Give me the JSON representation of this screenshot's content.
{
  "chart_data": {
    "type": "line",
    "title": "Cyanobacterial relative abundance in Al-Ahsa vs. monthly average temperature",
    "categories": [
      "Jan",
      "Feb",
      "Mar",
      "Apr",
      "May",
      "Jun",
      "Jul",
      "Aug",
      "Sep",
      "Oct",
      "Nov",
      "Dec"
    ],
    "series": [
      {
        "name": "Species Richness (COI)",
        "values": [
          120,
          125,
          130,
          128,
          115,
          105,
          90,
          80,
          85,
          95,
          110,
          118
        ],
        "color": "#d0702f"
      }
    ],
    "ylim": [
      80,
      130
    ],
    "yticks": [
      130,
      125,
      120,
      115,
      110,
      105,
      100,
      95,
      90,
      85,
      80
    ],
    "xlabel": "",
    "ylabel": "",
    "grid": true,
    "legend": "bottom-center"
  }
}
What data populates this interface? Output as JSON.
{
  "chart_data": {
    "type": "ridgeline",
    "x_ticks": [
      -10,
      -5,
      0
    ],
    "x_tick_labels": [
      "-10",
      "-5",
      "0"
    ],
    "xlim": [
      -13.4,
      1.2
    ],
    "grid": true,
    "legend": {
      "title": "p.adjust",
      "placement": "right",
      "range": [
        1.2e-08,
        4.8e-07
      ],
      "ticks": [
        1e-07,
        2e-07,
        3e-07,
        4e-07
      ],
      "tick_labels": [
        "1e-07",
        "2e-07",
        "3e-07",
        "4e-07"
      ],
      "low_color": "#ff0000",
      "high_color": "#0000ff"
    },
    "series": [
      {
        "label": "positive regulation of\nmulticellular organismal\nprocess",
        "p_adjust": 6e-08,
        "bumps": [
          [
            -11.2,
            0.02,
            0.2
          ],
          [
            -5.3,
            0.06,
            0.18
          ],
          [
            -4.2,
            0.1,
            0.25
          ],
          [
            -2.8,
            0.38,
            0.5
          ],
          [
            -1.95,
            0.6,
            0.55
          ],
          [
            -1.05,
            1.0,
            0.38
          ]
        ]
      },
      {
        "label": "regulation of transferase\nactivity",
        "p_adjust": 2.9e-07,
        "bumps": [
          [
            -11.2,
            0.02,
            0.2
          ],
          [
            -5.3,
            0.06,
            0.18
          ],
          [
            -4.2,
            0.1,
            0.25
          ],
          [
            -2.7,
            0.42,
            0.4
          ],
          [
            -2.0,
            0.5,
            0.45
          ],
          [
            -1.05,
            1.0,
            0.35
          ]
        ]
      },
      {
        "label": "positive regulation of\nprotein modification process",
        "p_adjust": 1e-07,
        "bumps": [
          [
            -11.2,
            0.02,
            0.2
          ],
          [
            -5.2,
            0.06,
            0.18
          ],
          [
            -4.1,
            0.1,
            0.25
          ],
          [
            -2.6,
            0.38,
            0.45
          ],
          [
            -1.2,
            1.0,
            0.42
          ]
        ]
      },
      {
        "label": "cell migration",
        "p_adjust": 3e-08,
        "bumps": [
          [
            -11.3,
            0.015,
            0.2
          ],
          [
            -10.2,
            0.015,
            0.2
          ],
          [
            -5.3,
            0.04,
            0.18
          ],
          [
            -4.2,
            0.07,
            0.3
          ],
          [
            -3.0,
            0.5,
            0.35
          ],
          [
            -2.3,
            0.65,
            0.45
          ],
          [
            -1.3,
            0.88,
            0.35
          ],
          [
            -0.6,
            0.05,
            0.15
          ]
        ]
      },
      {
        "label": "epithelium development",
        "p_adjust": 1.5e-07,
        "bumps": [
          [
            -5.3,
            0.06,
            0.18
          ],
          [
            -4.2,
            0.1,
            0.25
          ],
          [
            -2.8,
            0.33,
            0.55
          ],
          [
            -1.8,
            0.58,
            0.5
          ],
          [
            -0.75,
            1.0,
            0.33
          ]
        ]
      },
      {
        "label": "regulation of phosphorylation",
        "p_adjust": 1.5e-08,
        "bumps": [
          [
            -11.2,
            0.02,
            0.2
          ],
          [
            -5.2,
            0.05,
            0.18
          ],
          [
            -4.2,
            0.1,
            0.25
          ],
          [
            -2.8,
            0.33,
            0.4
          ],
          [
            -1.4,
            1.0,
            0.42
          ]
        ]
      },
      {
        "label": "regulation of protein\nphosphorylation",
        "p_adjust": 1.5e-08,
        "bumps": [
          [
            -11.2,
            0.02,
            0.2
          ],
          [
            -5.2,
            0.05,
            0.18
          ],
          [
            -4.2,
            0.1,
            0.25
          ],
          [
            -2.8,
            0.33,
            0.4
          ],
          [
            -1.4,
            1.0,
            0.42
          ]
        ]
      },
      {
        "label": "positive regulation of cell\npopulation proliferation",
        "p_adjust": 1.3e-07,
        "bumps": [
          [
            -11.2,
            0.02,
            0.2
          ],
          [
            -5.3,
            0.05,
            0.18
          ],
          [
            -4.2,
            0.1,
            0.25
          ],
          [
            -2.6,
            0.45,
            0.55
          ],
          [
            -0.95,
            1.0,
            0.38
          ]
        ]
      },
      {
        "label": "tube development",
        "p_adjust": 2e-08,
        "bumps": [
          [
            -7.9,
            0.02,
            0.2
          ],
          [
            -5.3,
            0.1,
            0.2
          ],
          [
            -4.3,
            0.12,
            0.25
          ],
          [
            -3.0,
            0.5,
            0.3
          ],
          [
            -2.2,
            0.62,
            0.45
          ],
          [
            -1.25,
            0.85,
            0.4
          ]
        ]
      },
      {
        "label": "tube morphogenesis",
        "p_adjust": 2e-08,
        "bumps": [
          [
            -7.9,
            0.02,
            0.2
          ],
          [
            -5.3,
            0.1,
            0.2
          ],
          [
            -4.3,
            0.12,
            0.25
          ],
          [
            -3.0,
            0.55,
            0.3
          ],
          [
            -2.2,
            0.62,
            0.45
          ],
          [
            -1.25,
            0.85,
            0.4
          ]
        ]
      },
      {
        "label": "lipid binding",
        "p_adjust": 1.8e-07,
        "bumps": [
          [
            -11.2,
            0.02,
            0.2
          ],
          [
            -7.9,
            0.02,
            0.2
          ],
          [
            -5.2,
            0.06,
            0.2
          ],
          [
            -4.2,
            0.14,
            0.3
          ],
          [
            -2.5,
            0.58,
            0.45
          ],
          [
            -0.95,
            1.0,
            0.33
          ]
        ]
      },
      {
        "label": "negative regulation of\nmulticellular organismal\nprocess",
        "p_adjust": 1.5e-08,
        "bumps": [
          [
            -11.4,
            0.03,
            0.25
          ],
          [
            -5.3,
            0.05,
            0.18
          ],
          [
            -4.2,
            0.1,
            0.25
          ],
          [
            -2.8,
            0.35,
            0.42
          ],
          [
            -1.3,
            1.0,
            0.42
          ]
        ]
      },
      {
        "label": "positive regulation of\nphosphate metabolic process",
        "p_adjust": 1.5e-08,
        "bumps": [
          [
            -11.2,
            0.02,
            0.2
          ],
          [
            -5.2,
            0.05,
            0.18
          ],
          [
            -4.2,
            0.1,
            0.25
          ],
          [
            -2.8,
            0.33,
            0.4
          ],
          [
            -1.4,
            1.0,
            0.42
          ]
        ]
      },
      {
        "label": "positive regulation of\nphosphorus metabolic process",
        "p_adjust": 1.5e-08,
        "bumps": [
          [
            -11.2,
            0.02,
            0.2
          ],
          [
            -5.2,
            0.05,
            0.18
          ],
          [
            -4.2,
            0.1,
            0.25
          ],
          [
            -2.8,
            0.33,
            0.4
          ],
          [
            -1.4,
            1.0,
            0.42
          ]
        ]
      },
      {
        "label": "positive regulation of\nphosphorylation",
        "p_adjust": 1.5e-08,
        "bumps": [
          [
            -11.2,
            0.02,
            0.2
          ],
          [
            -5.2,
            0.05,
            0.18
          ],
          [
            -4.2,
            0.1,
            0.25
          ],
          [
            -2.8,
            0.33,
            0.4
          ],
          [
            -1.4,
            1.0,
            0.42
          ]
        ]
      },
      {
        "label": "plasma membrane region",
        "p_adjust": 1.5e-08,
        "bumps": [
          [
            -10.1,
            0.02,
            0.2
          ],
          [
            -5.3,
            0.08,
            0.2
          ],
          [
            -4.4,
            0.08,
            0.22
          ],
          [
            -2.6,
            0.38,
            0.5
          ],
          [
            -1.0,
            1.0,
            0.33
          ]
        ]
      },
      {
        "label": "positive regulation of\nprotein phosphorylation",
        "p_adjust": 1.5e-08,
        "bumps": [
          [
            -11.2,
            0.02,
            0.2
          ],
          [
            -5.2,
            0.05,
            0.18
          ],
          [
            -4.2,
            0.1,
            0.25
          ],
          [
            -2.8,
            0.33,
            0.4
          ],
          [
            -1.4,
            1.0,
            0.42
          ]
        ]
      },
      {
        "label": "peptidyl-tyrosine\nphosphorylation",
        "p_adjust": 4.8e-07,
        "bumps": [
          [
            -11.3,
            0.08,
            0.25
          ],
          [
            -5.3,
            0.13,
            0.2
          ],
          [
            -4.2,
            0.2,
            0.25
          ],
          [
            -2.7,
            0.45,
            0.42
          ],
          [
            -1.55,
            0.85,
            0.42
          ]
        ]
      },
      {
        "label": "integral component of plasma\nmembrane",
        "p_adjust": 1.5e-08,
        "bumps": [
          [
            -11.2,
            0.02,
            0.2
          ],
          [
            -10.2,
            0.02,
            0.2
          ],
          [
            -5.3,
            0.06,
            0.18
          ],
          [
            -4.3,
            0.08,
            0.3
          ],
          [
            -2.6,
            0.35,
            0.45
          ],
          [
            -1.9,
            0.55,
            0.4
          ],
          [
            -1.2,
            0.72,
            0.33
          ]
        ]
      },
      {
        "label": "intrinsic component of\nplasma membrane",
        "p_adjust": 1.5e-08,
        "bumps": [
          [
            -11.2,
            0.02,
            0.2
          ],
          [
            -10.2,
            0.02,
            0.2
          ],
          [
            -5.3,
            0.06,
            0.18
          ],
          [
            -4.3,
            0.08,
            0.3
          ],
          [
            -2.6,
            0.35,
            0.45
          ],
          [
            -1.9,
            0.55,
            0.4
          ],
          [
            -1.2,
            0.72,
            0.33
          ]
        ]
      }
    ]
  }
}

[Requirement]: Review the material and copy each line in which the word "metabolic" appears.

[Result below]:
        "label": "positive regulation of\nphosphate metabolic process",
        "label": "positive regulation of\nphosphorus metabolic process",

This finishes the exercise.